> Problem statement:
Quote the whole listing word for word. Do not include the pictures.

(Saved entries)
- - - - - - -

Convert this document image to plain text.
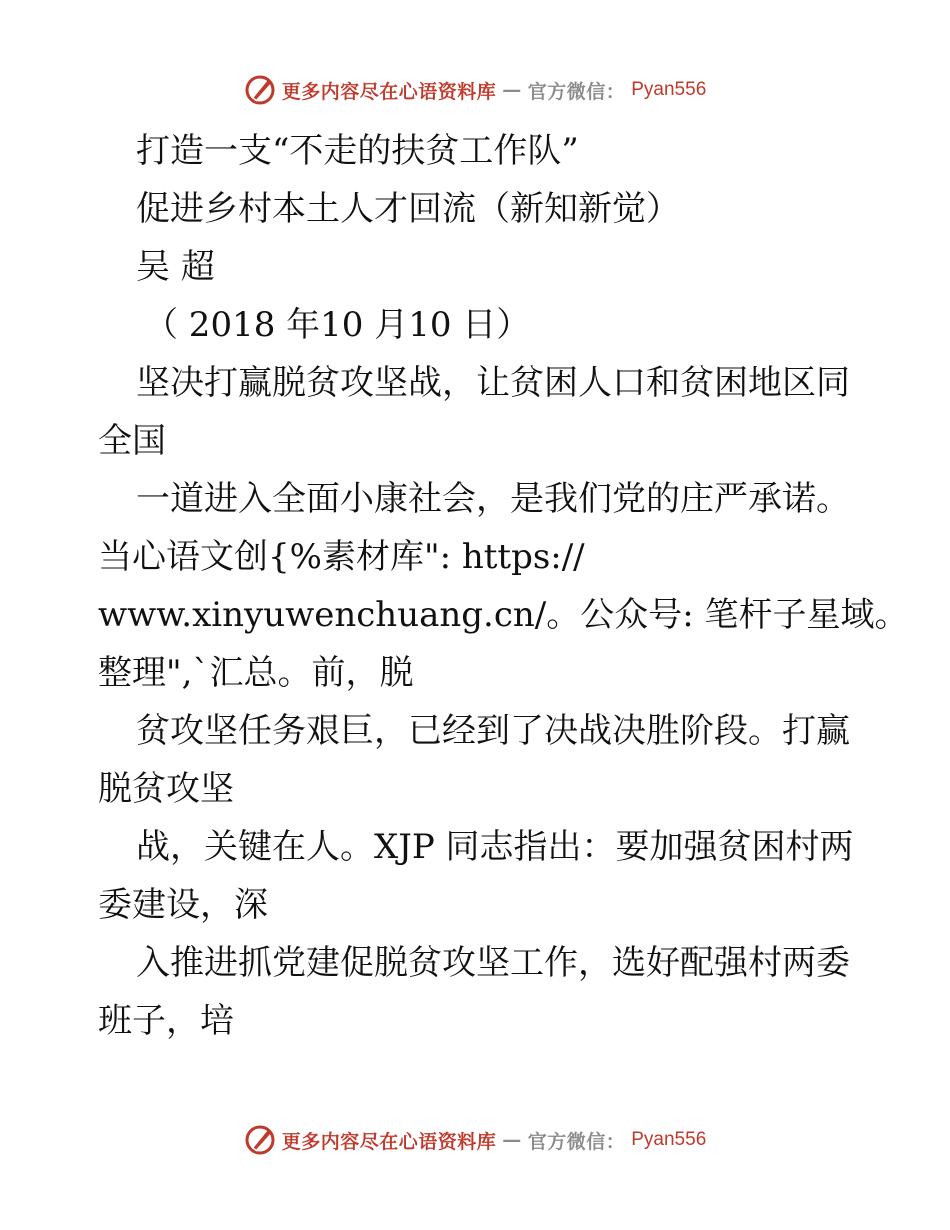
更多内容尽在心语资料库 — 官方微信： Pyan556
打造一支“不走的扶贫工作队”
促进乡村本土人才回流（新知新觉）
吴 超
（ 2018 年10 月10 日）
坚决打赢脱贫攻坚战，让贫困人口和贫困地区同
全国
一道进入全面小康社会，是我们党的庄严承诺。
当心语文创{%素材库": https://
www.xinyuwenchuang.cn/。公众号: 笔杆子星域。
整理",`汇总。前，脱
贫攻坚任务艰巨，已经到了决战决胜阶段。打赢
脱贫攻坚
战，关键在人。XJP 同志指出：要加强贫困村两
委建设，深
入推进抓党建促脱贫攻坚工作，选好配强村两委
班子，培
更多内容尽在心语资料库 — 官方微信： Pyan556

- - - - - - -

> The solution:
Convert this document image to plain text.
更多内容尽在心语资料库 — 官方微信： Pyan556
打造一支“不走的扶贫工作队”
促进乡村本土人才回流（新知新觉）
吴 超
（ 2018 年10 月10 日）
坚决打赢脱贫攻坚战，让贫困人口和贫困地区同
全国
一道进入全面小康社会，是我们党的庄严承诺。
当心语文创{%素材库": https://
www.xinyuwenchuang.cn/。公众号: 笔杆子星域。
整理",`汇总。前，脱
贫攻坚任务艰巨，已经到了决战决胜阶段。打赢
脱贫攻坚
战，关键在人。XJP 同志指出：要加强贫困村两
委建设，深
入推进抓党建促脱贫攻坚工作，选好配强村两委
班子，培
更多内容尽在心语资料库 — 官方微信： Pyan556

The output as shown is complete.